::: DATA SUPPLIED :::

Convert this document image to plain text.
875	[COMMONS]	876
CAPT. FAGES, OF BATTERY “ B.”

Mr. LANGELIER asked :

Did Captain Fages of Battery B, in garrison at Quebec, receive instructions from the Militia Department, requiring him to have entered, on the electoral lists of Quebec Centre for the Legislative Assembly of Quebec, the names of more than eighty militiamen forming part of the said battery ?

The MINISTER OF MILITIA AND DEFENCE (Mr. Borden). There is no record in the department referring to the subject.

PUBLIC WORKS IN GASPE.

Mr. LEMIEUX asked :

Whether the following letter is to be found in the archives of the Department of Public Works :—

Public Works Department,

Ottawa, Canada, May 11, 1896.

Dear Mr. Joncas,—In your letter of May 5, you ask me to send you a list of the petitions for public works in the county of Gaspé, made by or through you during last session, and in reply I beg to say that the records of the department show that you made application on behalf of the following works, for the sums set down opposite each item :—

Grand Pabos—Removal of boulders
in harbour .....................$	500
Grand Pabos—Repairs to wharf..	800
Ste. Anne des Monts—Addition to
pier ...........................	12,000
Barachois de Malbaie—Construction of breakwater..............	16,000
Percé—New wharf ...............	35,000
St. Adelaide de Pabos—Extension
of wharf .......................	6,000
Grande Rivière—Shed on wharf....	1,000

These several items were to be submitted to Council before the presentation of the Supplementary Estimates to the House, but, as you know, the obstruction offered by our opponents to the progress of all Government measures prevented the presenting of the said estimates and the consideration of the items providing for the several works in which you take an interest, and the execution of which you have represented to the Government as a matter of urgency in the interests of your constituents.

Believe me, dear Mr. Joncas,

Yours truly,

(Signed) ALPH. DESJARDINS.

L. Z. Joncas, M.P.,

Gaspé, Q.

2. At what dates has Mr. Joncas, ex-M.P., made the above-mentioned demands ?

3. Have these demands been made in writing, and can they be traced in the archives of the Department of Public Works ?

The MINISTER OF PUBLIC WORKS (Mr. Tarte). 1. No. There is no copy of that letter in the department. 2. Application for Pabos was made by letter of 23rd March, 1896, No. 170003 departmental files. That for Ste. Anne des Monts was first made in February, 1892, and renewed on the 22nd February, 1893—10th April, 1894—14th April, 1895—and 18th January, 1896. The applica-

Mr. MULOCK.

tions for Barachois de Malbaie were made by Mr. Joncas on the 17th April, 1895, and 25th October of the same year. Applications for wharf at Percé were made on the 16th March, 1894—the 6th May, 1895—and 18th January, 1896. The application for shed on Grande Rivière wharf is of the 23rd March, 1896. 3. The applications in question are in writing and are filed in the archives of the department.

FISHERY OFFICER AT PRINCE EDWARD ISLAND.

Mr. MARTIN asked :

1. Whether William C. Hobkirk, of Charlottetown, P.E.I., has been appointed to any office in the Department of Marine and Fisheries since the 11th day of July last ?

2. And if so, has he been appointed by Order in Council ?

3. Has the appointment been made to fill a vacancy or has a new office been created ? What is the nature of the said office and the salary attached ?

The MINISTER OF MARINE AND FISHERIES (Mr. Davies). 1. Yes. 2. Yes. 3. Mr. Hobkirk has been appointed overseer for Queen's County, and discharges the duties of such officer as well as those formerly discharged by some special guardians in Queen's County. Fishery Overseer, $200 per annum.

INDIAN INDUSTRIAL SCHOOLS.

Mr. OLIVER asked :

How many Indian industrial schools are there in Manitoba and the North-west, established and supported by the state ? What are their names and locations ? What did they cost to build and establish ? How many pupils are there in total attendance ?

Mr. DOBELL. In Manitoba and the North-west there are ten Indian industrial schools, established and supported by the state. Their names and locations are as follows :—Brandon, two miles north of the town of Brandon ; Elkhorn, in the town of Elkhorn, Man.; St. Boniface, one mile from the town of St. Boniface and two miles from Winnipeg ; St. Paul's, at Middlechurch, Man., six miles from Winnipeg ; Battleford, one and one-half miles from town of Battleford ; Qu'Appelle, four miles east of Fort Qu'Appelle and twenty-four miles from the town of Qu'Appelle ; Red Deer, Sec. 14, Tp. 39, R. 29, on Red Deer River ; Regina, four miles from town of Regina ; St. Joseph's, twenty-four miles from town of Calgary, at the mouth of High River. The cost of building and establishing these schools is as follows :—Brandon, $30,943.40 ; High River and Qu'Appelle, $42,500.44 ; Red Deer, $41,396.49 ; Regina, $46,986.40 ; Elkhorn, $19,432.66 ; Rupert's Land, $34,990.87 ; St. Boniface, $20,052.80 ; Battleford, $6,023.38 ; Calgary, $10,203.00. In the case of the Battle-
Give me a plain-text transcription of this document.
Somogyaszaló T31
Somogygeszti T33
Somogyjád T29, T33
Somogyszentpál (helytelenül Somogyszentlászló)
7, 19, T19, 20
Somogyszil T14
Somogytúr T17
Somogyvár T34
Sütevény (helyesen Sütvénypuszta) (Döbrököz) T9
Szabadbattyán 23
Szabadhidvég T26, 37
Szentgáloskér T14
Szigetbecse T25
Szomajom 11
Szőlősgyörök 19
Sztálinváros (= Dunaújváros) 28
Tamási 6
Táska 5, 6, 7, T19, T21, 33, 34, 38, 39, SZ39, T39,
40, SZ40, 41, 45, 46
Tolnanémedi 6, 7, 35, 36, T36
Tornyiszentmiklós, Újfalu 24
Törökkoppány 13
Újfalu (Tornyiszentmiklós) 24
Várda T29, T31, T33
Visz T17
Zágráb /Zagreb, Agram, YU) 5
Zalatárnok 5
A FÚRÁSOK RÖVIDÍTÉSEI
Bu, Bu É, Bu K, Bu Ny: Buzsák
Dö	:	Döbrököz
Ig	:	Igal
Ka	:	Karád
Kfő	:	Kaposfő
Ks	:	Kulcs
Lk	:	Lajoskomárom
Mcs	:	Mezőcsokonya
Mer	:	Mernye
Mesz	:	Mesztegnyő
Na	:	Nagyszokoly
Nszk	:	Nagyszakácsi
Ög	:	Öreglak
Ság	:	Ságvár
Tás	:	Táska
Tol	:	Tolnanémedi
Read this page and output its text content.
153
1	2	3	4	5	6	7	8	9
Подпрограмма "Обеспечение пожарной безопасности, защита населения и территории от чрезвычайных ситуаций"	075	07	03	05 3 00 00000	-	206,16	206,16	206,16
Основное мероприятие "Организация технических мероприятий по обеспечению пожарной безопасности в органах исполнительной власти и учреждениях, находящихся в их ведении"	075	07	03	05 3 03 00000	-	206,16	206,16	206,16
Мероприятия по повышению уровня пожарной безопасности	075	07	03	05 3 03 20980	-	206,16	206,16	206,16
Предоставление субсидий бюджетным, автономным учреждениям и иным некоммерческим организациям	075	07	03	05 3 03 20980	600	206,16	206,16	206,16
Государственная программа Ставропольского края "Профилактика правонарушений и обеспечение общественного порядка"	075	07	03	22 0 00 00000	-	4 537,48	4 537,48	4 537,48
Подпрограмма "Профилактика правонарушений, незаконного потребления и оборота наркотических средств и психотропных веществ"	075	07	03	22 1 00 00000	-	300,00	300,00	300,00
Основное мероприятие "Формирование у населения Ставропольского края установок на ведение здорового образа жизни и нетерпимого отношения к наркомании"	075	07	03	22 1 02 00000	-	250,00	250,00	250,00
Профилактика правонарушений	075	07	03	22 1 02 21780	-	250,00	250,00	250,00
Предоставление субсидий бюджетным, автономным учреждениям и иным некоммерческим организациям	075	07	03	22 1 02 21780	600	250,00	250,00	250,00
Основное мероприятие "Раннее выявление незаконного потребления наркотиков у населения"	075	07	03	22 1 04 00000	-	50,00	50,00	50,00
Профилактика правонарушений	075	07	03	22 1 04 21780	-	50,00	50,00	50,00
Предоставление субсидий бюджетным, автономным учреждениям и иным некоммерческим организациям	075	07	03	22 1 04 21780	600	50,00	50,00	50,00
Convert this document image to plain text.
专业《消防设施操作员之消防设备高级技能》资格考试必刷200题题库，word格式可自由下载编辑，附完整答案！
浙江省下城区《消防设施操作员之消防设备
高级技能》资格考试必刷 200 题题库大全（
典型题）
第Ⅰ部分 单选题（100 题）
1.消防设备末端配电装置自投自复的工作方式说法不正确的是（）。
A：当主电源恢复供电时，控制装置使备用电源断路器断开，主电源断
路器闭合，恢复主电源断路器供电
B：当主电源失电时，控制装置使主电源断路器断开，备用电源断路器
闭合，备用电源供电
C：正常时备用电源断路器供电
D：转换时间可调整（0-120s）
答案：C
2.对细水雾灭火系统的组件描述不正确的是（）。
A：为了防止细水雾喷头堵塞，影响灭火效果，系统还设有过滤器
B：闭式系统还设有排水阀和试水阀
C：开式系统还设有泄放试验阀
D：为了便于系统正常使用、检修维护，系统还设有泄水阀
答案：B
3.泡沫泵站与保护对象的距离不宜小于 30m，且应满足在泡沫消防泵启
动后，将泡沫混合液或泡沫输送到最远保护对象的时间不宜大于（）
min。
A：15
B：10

:::

## YOUR TASK
Identify the lines in the entries above that contain "мероприятие", then copy them out.

## FINISHED ANSWER
Основное мероприятие "Организация технических мероприятий по обеспечению пожарной безопасности в органах исполнительной власти и учреждениях, находящихся в их ведении"	075	07	03	05 3 03 00000	-	206,16	206,16	206,16
Основное мероприятие "Формирование у населения Ставропольского края установок на ведение здорового образа жизни и нетерпимого отношения к наркомании"	075	07	03	22 1 02 00000	-	250,00	250,00	250,00
Основное мероприятие "Раннее выявление незаконного потребления наркотиков у населения"	075	07	03	22 1 04 00000	-	50,00	50,00	50,00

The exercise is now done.